— start of Records shown —
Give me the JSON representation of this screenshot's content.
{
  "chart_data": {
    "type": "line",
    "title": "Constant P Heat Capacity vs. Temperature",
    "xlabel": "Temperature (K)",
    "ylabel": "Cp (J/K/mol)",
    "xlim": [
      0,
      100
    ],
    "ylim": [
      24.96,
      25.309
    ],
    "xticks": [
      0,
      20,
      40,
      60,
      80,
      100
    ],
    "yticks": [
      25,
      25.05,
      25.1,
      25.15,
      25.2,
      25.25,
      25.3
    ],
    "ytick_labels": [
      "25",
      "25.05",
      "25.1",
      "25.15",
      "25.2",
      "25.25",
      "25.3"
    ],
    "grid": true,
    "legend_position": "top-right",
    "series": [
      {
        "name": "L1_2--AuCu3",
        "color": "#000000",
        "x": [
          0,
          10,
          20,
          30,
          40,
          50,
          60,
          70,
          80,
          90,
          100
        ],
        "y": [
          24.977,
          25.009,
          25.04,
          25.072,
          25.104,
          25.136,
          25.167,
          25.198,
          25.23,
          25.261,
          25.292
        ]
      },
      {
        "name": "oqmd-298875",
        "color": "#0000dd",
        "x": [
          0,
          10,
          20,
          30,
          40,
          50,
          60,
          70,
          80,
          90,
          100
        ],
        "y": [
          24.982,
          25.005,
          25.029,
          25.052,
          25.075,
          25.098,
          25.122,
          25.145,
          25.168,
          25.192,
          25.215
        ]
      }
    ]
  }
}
— end of Records shown —
Extract all of the data exactly as written.

Give me the JSON representation of this screenshot's content.
{
  "chart_data": {
    "type": "line",
    "title": "Constant P Heat Capacity vs. Temperature",
    "xlabel": "Temperature (K)",
    "ylabel": "Cp (J/K/mol)",
    "xlim": [
      0,
      100
    ],
    "ylim": [
      24.96,
      25.309
    ],
    "xticks": [
      0,
      20,
      40,
      60,
      80,
      100
    ],
    "yticks": [
      25,
      25.05,
      25.1,
      25.15,
      25.2,
      25.25,
      25.3
    ],
    "ytick_labels": [
      "25",
      "25.05",
      "25.1",
      "25.15",
      "25.2",
      "25.25",
      "25.3"
    ],
    "grid": true,
    "legend_position": "top-right",
    "series": [
      {
        "name": "L1_2--AuCu3",
        "color": "#000000",
        "x": [
          0,
          10,
          20,
          30,
          40,
          50,
          60,
          70,
          80,
          90,
          100
        ],
        "y": [
          24.977,
          25.009,
          25.04,
          25.072,
          25.104,
          25.136,
          25.167,
          25.198,
          25.23,
          25.261,
          25.292
        ]
      },
      {
        "name": "oqmd-298875",
        "color": "#0000dd",
        "x": [
          0,
          10,
          20,
          30,
          40,
          50,
          60,
          70,
          80,
          90,
          100
        ],
        "y": [
          24.982,
          25.005,
          25.029,
          25.052,
          25.075,
          25.098,
          25.122,
          25.145,
          25.168,
          25.192,
          25.215
        ]
      }
    ]
  }
}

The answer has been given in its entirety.